◆ WHAT THIS TASK INVOLVES
From the entries below, tally how many lines contain "Create" and report only that figure.

Dataset records on visual material:
begin

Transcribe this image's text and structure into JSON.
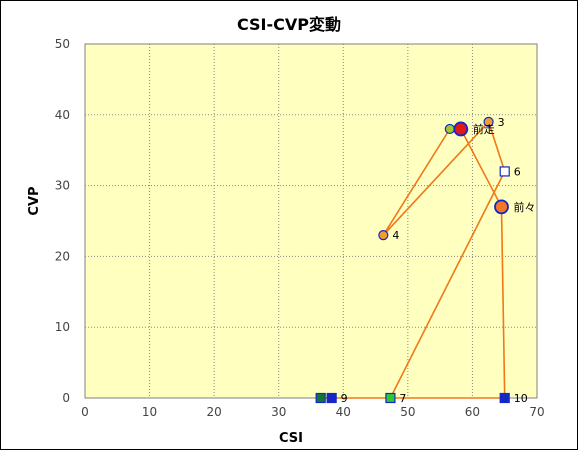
{
  "chart_data": {
    "type": "scatter",
    "title": "CSI-CVP変動",
    "xlabel": "CSI",
    "ylabel": "CVP",
    "xlim": [
      0,
      70
    ],
    "ylim": [
      0,
      50
    ],
    "xticks": [
      0,
      10,
      20,
      30,
      40,
      50,
      60,
      70
    ],
    "yticks": [
      0,
      10,
      20,
      30,
      40,
      50
    ],
    "grid": true,
    "legend": "none",
    "colors": {
      "plot_bg": "#ffffc0",
      "grid": "#888888",
      "line": "#f07818",
      "marker_border": "#1428c8",
      "orange_fill": "#f0a028",
      "deep_orange_fill": "#f07828",
      "red_fill": "#e01818",
      "green_fill": "#30c830",
      "lime_fill": "#a0c828",
      "dark_green_fill": "#107830",
      "blue_fill": "#1428c8",
      "white_fill": "#ffffff"
    },
    "path": [
      {
        "x": 58.2,
        "y": 38.0
      },
      {
        "x": 56.5,
        "y": 38.0
      },
      {
        "x": 46.2,
        "y": 23.0
      },
      {
        "x": 62.5,
        "y": 39.0
      },
      {
        "x": 65.0,
        "y": 32.0
      },
      {
        "x": 47.3,
        "y": 0.0
      },
      {
        "x": 36.5,
        "y": 0.0
      },
      {
        "x": 38.2,
        "y": 0.0
      },
      {
        "x": 65.0,
        "y": 0.0
      },
      {
        "x": 64.5,
        "y": 27.0
      },
      {
        "x": 58.2,
        "y": 38.0
      }
    ],
    "points": [
      {
        "x": 46.2,
        "y": 23.0,
        "label": "4",
        "marker": "circle",
        "fill": "orange_fill",
        "size": "small"
      },
      {
        "x": 62.5,
        "y": 39.0,
        "label": "3",
        "marker": "circle",
        "fill": "orange_fill",
        "size": "small"
      },
      {
        "x": 56.5,
        "y": 38.0,
        "label": "",
        "marker": "circle",
        "fill": "lime_fill",
        "size": "small"
      },
      {
        "x": 65.0,
        "y": 32.0,
        "label": "6",
        "marker": "square",
        "fill": "white_fill",
        "size": "small"
      },
      {
        "x": 64.5,
        "y": 27.0,
        "label": "前々",
        "marker": "circle",
        "fill": "deep_orange_fill",
        "size": "large"
      },
      {
        "x": 58.2,
        "y": 38.0,
        "label": "前走",
        "marker": "circle",
        "fill": "red_fill",
        "size": "large"
      },
      {
        "x": 47.3,
        "y": 0.0,
        "label": "7",
        "marker": "square",
        "fill": "green_fill",
        "size": "small"
      },
      {
        "x": 36.5,
        "y": 0.0,
        "label": "",
        "marker": "square",
        "fill": "dark_green_fill",
        "size": "small"
      },
      {
        "x": 38.2,
        "y": 0.0,
        "label": "9",
        "marker": "square",
        "fill": "blue_fill",
        "size": "small"
      },
      {
        "x": 65.0,
        "y": 0.0,
        "label": "10",
        "marker": "square",
        "fill": "blue_fill",
        "size": "small"
      }
    ]
  }
}
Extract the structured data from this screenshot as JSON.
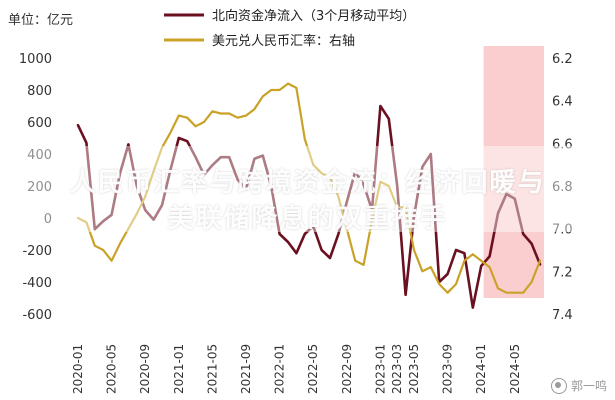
{
  "left_axis_unit": "单位：亿元",
  "overlay": {
    "line1": "人民币汇率与跨境资金流：经济回暖与",
    "line2": "美联储降息的双重推手"
  },
  "watermark": "郭一鸣",
  "chart_data": {
    "type": "line",
    "x": [
      "2020-01",
      "2020-02",
      "2020-03",
      "2020-04",
      "2020-05",
      "2020-06",
      "2020-07",
      "2020-08",
      "2020-09",
      "2020-10",
      "2020-11",
      "2020-12",
      "2021-01",
      "2021-02",
      "2021-03",
      "2021-04",
      "2021-05",
      "2021-06",
      "2021-07",
      "2021-08",
      "2021-09",
      "2021-10",
      "2021-11",
      "2021-12",
      "2022-01",
      "2022-02",
      "2022-03",
      "2022-04",
      "2022-05",
      "2022-06",
      "2022-07",
      "2022-08",
      "2022-09",
      "2022-10",
      "2022-11",
      "2022-12",
      "2023-01",
      "2023-02",
      "2023-03",
      "2023-04",
      "2023-05",
      "2023-06",
      "2023-07",
      "2023-08",
      "2023-09",
      "2023-10",
      "2023-11",
      "2023-12",
      "2024-01",
      "2024-02",
      "2024-03",
      "2024-04",
      "2024-05",
      "2024-06",
      "2024-07",
      "2024-08"
    ],
    "x_tick_labels": [
      "2020-01",
      "2020-05",
      "2020-09",
      "2021-01",
      "2021-05",
      "2021-09",
      "2022-01",
      "2022-05",
      "2022-09",
      "2023-01",
      "2023-03",
      "2023-05",
      "2023-09",
      "2024-01",
      "2024-05"
    ],
    "series": [
      {
        "name": "北向资金净流入（3个月移动平均）",
        "axis": "left",
        "color": "#6b1020",
        "values": [
          580,
          470,
          -70,
          -20,
          20,
          280,
          460,
          200,
          50,
          -10,
          80,
          300,
          500,
          480,
          380,
          270,
          330,
          380,
          380,
          240,
          180,
          370,
          390,
          200,
          -100,
          -150,
          -220,
          -100,
          -50,
          -200,
          -250,
          -100,
          100,
          290,
          210,
          50,
          700,
          620,
          200,
          -480,
          10,
          320,
          400,
          -400,
          -350,
          -200,
          -220,
          -560,
          -300,
          -240,
          30,
          150,
          120,
          -100,
          -160,
          -290
        ]
      },
      {
        "name": "美元兑人民币汇率：右轴",
        "axis": "right",
        "color": "#c9a227",
        "values": [
          6.95,
          6.97,
          7.08,
          7.1,
          7.15,
          7.07,
          7.0,
          6.93,
          6.85,
          6.73,
          6.62,
          6.55,
          6.47,
          6.48,
          6.52,
          6.5,
          6.45,
          6.46,
          6.46,
          6.48,
          6.47,
          6.44,
          6.38,
          6.35,
          6.35,
          6.32,
          6.34,
          6.58,
          6.7,
          6.74,
          6.76,
          6.85,
          7.0,
          7.15,
          7.17,
          6.96,
          6.78,
          6.8,
          6.9,
          6.9,
          7.1,
          7.2,
          7.18,
          7.26,
          7.3,
          7.26,
          7.15,
          7.12,
          7.15,
          7.18,
          7.28,
          7.3,
          7.3,
          7.3,
          7.25,
          7.15
        ]
      }
    ],
    "left_axis": {
      "ylim": [
        -600,
        1000
      ],
      "ticks": [
        "1000",
        "800",
        "600",
        "400",
        "200",
        "0",
        "-200",
        "-400",
        "-600"
      ]
    },
    "right_axis": {
      "ylim": [
        6.2,
        7.4
      ],
      "inverted": true,
      "ticks": [
        "6.2",
        "6.4",
        "6.6",
        "6.8",
        "7.0",
        "7.2",
        "7.4"
      ]
    },
    "highlight_range": [
      "2024-02",
      "2024-08"
    ],
    "highlight_color": "#f5a6a6",
    "legend_placement": "top-center",
    "grid": false
  }
}
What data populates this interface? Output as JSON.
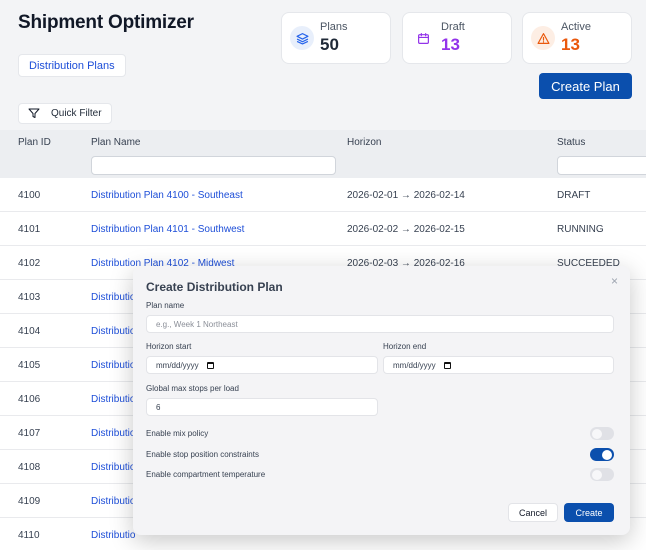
{
  "app": {
    "title": "Shipment Optimizer",
    "tab": "Distribution Plans"
  },
  "stats": [
    {
      "label": "Plans",
      "value": "50",
      "color": "#1f2937",
      "icon": "layers-icon"
    },
    {
      "label": "Draft",
      "value": "13",
      "color": "#9333ea",
      "icon": "calendar-icon"
    },
    {
      "label": "Active",
      "value": "13",
      "color": "#ea580c",
      "icon": "warning-icon"
    }
  ],
  "toolbar": {
    "create_plan": "Create Plan",
    "quick_filter": "Quick Filter"
  },
  "table": {
    "columns": [
      "Plan ID",
      "Plan Name",
      "Horizon",
      "Status"
    ],
    "rows": [
      {
        "id": "4100",
        "name": "Distribution Plan 4100 - Southeast",
        "horizon": "2026-02-01 → 2026-02-14",
        "status": "DRAFT"
      },
      {
        "id": "4101",
        "name": "Distribution Plan 4101 - Southwest",
        "horizon": "2026-02-02 → 2026-02-15",
        "status": "RUNNING"
      },
      {
        "id": "4102",
        "name": "Distribution Plan 4102 - Midwest",
        "horizon": "2026-02-03 → 2026-02-16",
        "status": "SUCCEEDED"
      },
      {
        "id": "4103",
        "name": "Distributio",
        "horizon": "",
        "status": ""
      },
      {
        "id": "4104",
        "name": "Distributio",
        "horizon": "",
        "status": ""
      },
      {
        "id": "4105",
        "name": "Distributio",
        "horizon": "",
        "status": ""
      },
      {
        "id": "4106",
        "name": "Distributio",
        "horizon": "",
        "status": ""
      },
      {
        "id": "4107",
        "name": "Distributio",
        "horizon": "",
        "status": ""
      },
      {
        "id": "4108",
        "name": "Distributio",
        "horizon": "",
        "status": ""
      },
      {
        "id": "4109",
        "name": "Distributio",
        "horizon": "",
        "status": ""
      },
      {
        "id": "4110",
        "name": "Distributio",
        "horizon": "",
        "status": ""
      }
    ]
  },
  "modal": {
    "title": "Create Distribution Plan",
    "close": "×",
    "plan_name_label": "Plan name",
    "plan_name_placeholder": "e.g., Week 1 Northeast",
    "horizon_start_label": "Horizon start",
    "horizon_start_value": "mm/dd/yyyy",
    "horizon_end_label": "Horizon end",
    "horizon_end_value": "mm/dd/yyyy",
    "max_stops_label": "Global max stops per load",
    "max_stops_value": "6",
    "toggles": [
      {
        "label": "Enable mix policy",
        "on": false
      },
      {
        "label": "Enable stop position constraints",
        "on": true
      },
      {
        "label": "Enable compartment temperature",
        "on": false
      }
    ],
    "cancel": "Cancel",
    "create": "Create"
  }
}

end

◆ SOLUTION TO THE PROBLEM
3